Stored data
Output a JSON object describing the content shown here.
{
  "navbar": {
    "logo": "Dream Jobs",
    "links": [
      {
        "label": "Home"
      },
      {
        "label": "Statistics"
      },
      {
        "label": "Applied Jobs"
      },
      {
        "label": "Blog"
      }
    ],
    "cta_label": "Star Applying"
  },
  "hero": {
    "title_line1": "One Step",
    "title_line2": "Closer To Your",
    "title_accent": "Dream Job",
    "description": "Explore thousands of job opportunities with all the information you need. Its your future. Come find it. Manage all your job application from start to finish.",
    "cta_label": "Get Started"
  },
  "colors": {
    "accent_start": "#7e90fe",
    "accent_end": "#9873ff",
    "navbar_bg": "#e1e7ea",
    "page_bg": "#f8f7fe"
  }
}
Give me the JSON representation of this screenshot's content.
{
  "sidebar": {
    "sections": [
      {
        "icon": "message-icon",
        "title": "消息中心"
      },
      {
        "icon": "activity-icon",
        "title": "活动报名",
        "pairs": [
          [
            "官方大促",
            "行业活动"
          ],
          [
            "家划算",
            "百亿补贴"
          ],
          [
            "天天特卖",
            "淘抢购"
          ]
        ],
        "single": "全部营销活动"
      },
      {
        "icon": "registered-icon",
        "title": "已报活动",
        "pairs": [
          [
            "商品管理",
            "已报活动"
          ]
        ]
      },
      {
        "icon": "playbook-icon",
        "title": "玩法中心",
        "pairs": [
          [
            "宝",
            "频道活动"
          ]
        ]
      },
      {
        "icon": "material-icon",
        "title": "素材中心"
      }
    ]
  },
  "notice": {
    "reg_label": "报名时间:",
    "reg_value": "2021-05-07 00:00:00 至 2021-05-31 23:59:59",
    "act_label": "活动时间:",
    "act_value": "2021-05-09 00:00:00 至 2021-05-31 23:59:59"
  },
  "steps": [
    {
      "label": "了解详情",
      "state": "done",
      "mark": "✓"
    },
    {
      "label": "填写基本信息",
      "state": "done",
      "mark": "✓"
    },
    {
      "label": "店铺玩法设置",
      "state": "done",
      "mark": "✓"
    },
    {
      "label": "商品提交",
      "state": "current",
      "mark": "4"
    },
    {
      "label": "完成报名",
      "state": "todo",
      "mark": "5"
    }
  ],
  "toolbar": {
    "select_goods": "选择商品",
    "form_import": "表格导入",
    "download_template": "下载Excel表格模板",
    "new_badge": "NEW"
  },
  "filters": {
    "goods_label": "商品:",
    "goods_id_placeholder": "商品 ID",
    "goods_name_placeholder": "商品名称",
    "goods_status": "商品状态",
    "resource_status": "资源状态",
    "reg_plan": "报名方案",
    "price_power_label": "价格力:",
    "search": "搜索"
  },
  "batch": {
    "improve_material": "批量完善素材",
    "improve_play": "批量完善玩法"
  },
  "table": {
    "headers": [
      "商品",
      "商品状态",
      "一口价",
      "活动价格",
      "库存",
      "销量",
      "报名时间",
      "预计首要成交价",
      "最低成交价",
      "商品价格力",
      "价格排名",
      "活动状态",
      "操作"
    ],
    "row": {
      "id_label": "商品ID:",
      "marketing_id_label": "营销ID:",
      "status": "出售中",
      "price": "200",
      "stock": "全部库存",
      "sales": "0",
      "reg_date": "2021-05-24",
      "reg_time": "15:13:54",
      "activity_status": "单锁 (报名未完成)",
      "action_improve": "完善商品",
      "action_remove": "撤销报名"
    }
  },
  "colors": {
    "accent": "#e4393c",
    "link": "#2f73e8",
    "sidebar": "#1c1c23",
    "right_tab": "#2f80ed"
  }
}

Given request - Copy every line of the material, please, keeping it exactly the same.

Worked solution -
Output a JSON object describing the content shown here.
{
  "navbar": {
    "logo": "Dream Jobs",
    "links": [
      {
        "label": "Home"
      },
      {
        "label": "Statistics"
      },
      {
        "label": "Applied Jobs"
      },
      {
        "label": "Blog"
      }
    ],
    "cta_label": "Star Applying"
  },
  "hero": {
    "title_line1": "One Step",
    "title_line2": "Closer To Your",
    "title_accent": "Dream Job",
    "description": "Explore thousands of job opportunities with all the information you need. Its your future. Come find it. Manage all your job application from start to finish.",
    "cta_label": "Get Started"
  },
  "colors": {
    "accent_start": "#7e90fe",
    "accent_end": "#9873ff",
    "navbar_bg": "#e1e7ea",
    "page_bg": "#f8f7fe"
  }
}
Give me the JSON representation of this screenshot's content.
{
  "sidebar": {
    "sections": [
      {
        "icon": "message-icon",
        "title": "消息中心"
      },
      {
        "icon": "activity-icon",
        "title": "活动报名",
        "pairs": [
          [
            "官方大促",
            "行业活动"
          ],
          [
            "家划算",
            "百亿补贴"
          ],
          [
            "天天特卖",
            "淘抢购"
          ]
        ],
        "single": "全部营销活动"
      },
      {
        "icon": "registered-icon",
        "title": "已报活动",
        "pairs": [
          [
            "商品管理",
            "已报活动"
          ]
        ]
      },
      {
        "icon": "playbook-icon",
        "title": "玩法中心",
        "pairs": [
          [
            "宝",
            "频道活动"
          ]
        ]
      },
      {
        "icon": "material-icon",
        "title": "素材中心"
      }
    ]
  },
  "notice": {
    "reg_label": "报名时间:",
    "reg_value": "2021-05-07 00:00:00 至 2021-05-31 23:59:59",
    "act_label": "活动时间:",
    "act_value": "2021-05-09 00:00:00 至 2021-05-31 23:59:59"
  },
  "steps": [
    {
      "label": "了解详情",
      "state": "done",
      "mark": "✓"
    },
    {
      "label": "填写基本信息",
      "state": "done",
      "mark": "✓"
    },
    {
      "label": "店铺玩法设置",
      "state": "done",
      "mark": "✓"
    },
    {
      "label": "商品提交",
      "state": "current",
      "mark": "4"
    },
    {
      "label": "完成报名",
      "state": "todo",
      "mark": "5"
    }
  ],
  "toolbar": {
    "select_goods": "选择商品",
    "form_import": "表格导入",
    "download_template": "下载Excel表格模板",
    "new_badge": "NEW"
  },
  "filters": {
    "goods_label": "商品:",
    "goods_id_placeholder": "商品 ID",
    "goods_name_placeholder": "商品名称",
    "goods_status": "商品状态",
    "resource_status": "资源状态",
    "reg_plan": "报名方案",
    "price_power_label": "价格力:",
    "search": "搜索"
  },
  "batch": {
    "improve_material": "批量完善素材",
    "improve_play": "批量完善玩法"
  },
  "table": {
    "headers": [
      "商品",
      "商品状态",
      "一口价",
      "活动价格",
      "库存",
      "销量",
      "报名时间",
      "预计首要成交价",
      "最低成交价",
      "商品价格力",
      "价格排名",
      "活动状态",
      "操作"
    ],
    "row": {
      "id_label": "商品ID:",
      "marketing_id_label": "营销ID:",
      "status": "出售中",
      "price": "200",
      "stock": "全部库存",
      "sales": "0",
      "reg_date": "2021-05-24",
      "reg_time": "15:13:54",
      "activity_status": "单锁 (报名未完成)",
      "action_improve": "完善商品",
      "action_remove": "撤销报名"
    }
  },
  "colors": {
    "accent": "#e4393c",
    "link": "#2f73e8",
    "sidebar": "#1c1c23",
    "right_tab": "#2f80ed"
  }
}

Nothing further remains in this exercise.